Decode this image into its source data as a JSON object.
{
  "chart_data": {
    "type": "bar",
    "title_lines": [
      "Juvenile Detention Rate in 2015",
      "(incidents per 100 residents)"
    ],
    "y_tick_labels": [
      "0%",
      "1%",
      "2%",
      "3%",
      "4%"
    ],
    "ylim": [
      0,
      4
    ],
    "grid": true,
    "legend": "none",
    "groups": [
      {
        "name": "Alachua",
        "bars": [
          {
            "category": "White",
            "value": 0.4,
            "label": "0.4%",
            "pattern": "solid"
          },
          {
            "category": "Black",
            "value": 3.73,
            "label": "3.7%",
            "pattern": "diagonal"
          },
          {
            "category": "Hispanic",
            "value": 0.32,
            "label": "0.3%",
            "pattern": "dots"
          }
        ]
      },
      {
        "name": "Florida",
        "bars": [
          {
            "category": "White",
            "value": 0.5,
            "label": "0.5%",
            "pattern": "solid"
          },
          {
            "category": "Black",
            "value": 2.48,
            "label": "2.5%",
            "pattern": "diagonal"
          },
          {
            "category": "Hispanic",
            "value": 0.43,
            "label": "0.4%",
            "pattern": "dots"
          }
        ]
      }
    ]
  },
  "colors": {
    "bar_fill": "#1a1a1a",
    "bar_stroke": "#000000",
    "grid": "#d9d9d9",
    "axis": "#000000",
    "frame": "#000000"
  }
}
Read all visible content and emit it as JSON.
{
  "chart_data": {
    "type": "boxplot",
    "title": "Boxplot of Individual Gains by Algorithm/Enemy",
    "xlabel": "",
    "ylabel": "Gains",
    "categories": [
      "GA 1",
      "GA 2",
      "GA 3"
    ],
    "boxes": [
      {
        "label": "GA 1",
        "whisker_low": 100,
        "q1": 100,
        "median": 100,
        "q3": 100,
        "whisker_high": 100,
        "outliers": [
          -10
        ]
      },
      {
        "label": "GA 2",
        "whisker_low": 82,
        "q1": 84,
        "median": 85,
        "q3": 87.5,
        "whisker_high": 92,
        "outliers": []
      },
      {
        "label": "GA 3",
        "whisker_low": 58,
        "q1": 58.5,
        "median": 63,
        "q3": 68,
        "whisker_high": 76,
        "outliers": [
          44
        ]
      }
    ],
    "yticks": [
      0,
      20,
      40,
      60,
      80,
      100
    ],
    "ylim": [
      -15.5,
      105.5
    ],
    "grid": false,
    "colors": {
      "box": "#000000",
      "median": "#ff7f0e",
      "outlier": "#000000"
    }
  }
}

-- -- --

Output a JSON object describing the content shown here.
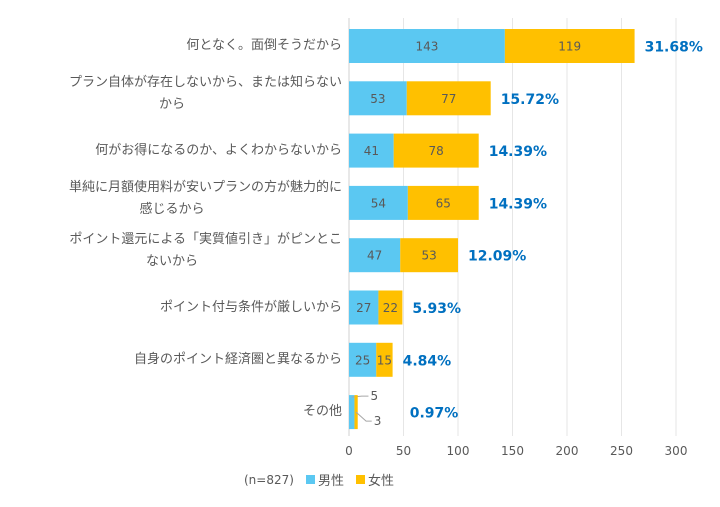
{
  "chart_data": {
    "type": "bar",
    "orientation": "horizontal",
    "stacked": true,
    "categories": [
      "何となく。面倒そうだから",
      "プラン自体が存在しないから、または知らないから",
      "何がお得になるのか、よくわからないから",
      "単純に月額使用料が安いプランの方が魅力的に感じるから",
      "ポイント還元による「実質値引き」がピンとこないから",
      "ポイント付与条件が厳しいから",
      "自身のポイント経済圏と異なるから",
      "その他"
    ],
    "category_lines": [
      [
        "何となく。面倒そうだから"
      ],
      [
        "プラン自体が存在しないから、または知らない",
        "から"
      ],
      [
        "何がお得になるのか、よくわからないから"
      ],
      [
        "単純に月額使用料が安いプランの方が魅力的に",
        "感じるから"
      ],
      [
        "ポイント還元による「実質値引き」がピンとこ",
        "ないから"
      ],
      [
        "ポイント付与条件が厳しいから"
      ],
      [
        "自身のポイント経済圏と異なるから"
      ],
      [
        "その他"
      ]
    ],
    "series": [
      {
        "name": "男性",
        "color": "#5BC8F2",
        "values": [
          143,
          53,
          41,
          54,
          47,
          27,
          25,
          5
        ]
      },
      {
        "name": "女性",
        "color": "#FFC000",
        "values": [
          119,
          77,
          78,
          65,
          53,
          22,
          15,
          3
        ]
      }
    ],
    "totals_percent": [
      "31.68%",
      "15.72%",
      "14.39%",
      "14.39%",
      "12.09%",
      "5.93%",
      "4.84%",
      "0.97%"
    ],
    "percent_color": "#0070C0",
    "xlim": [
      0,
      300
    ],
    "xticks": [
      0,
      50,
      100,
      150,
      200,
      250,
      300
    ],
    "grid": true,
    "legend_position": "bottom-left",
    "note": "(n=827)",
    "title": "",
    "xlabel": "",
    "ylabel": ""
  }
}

-- -- --

- Problem to solve: Filter the listing above by the word "JSON"; copy each line that passes.

- Worked solution:
Decode this image into its source data as a JSON object.
Read all visible content and emit it as JSON.
Output a JSON object describing the content shown here.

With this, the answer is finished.